GIVEN REQUEST » Copy every record word for word.

GIVEN RECORDS »

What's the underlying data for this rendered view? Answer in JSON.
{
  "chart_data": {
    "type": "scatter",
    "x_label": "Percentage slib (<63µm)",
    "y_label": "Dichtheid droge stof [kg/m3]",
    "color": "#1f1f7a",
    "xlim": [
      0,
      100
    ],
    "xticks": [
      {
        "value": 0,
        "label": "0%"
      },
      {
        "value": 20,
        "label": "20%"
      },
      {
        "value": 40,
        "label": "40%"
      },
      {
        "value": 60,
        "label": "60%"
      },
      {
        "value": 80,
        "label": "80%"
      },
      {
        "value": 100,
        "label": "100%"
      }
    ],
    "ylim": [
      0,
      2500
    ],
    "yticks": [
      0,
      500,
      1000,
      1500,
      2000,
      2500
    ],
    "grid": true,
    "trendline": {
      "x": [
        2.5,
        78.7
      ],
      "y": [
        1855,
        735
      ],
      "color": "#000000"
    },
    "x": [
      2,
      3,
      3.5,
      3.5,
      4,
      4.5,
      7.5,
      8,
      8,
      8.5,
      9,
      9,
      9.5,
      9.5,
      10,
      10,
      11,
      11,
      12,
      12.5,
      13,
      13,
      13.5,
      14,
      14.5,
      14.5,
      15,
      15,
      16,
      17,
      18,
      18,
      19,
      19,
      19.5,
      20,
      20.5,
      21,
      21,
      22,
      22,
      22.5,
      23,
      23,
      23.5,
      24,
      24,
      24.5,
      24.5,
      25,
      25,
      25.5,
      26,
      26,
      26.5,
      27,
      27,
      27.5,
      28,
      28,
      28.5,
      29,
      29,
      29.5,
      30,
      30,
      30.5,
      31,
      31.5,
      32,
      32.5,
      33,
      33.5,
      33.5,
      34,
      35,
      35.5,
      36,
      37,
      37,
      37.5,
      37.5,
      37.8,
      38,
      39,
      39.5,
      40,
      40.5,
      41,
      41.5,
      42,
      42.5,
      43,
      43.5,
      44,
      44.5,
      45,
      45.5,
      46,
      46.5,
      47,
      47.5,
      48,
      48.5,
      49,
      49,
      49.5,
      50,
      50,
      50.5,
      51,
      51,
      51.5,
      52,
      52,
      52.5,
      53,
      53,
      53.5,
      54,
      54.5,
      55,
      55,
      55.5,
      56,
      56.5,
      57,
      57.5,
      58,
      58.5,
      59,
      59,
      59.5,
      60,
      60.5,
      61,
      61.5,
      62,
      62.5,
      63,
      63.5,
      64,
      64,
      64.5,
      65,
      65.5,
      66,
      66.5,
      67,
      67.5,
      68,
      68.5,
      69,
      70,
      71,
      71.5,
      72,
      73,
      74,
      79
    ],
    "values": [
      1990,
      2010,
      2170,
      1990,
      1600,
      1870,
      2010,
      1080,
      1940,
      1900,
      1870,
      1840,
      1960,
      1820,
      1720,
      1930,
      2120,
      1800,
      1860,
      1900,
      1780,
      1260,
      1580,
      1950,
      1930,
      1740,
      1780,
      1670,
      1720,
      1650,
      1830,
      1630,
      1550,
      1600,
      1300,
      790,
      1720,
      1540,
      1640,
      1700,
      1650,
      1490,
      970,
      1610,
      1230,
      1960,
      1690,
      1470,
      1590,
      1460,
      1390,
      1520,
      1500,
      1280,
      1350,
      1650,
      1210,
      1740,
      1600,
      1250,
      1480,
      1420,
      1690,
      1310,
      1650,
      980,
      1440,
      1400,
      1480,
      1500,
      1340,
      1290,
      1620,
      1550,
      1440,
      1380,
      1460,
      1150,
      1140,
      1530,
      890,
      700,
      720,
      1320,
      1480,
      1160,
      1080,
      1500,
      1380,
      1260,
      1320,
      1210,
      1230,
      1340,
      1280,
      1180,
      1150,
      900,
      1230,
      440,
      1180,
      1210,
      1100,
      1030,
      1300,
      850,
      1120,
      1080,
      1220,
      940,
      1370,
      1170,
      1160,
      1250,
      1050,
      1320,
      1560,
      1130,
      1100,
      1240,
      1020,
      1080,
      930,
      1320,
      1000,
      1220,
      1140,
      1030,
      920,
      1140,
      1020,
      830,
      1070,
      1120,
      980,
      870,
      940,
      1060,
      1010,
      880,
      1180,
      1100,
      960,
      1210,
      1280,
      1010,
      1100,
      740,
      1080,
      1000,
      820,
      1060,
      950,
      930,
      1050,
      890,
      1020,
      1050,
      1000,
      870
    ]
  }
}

OUTPUT FOR THIS EXERCISE »
What's the underlying data for this rendered view? Answer in JSON.
{
  "chart_data": {
    "type": "scatter",
    "x_label": "Percentage slib (<63µm)",
    "y_label": "Dichtheid droge stof [kg/m3]",
    "color": "#1f1f7a",
    "xlim": [
      0,
      100
    ],
    "xticks": [
      {
        "value": 0,
        "label": "0%"
      },
      {
        "value": 20,
        "label": "20%"
      },
      {
        "value": 40,
        "label": "40%"
      },
      {
        "value": 60,
        "label": "60%"
      },
      {
        "value": 80,
        "label": "80%"
      },
      {
        "value": 100,
        "label": "100%"
      }
    ],
    "ylim": [
      0,
      2500
    ],
    "yticks": [
      0,
      500,
      1000,
      1500,
      2000,
      2500
    ],
    "grid": true,
    "trendline": {
      "x": [
        2.5,
        78.7
      ],
      "y": [
        1855,
        735
      ],
      "color": "#000000"
    },
    "x": [
      2,
      3,
      3.5,
      3.5,
      4,
      4.5,
      7.5,
      8,
      8,
      8.5,
      9,
      9,
      9.5,
      9.5,
      10,
      10,
      11,
      11,
      12,
      12.5,
      13,
      13,
      13.5,
      14,
      14.5,
      14.5,
      15,
      15,
      16,
      17,
      18,
      18,
      19,
      19,
      19.5,
      20,
      20.5,
      21,
      21,
      22,
      22,
      22.5,
      23,
      23,
      23.5,
      24,
      24,
      24.5,
      24.5,
      25,
      25,
      25.5,
      26,
      26,
      26.5,
      27,
      27,
      27.5,
      28,
      28,
      28.5,
      29,
      29,
      29.5,
      30,
      30,
      30.5,
      31,
      31.5,
      32,
      32.5,
      33,
      33.5,
      33.5,
      34,
      35,
      35.5,
      36,
      37,
      37,
      37.5,
      37.5,
      37.8,
      38,
      39,
      39.5,
      40,
      40.5,
      41,
      41.5,
      42,
      42.5,
      43,
      43.5,
      44,
      44.5,
      45,
      45.5,
      46,
      46.5,
      47,
      47.5,
      48,
      48.5,
      49,
      49,
      49.5,
      50,
      50,
      50.5,
      51,
      51,
      51.5,
      52,
      52,
      52.5,
      53,
      53,
      53.5,
      54,
      54.5,
      55,
      55,
      55.5,
      56,
      56.5,
      57,
      57.5,
      58,
      58.5,
      59,
      59,
      59.5,
      60,
      60.5,
      61,
      61.5,
      62,
      62.5,
      63,
      63.5,
      64,
      64,
      64.5,
      65,
      65.5,
      66,
      66.5,
      67,
      67.5,
      68,
      68.5,
      69,
      70,
      71,
      71.5,
      72,
      73,
      74,
      79
    ],
    "values": [
      1990,
      2010,
      2170,
      1990,
      1600,
      1870,
      2010,
      1080,
      1940,
      1900,
      1870,
      1840,
      1960,
      1820,
      1720,
      1930,
      2120,
      1800,
      1860,
      1900,
      1780,
      1260,
      1580,
      1950,
      1930,
      1740,
      1780,
      1670,
      1720,
      1650,
      1830,
      1630,
      1550,
      1600,
      1300,
      790,
      1720,
      1540,
      1640,
      1700,
      1650,
      1490,
      970,
      1610,
      1230,
      1960,
      1690,
      1470,
      1590,
      1460,
      1390,
      1520,
      1500,
      1280,
      1350,
      1650,
      1210,
      1740,
      1600,
      1250,
      1480,
      1420,
      1690,
      1310,
      1650,
      980,
      1440,
      1400,
      1480,
      1500,
      1340,
      1290,
      1620,
      1550,
      1440,
      1380,
      1460,
      1150,
      1140,
      1530,
      890,
      700,
      720,
      1320,
      1480,
      1160,
      1080,
      1500,
      1380,
      1260,
      1320,
      1210,
      1230,
      1340,
      1280,
      1180,
      1150,
      900,
      1230,
      440,
      1180,
      1210,
      1100,
      1030,
      1300,
      850,
      1120,
      1080,
      1220,
      940,
      1370,
      1170,
      1160,
      1250,
      1050,
      1320,
      1560,
      1130,
      1100,
      1240,
      1020,
      1080,
      930,
      1320,
      1000,
      1220,
      1140,
      1030,
      920,
      1140,
      1020,
      830,
      1070,
      1120,
      980,
      870,
      940,
      1060,
      1010,
      880,
      1180,
      1100,
      960,
      1210,
      1280,
      1010,
      1100,
      740,
      1080,
      1000,
      820,
      1060,
      950,
      930,
      1050,
      890,
      1020,
      1050,
      1000,
      870
    ]
  }
}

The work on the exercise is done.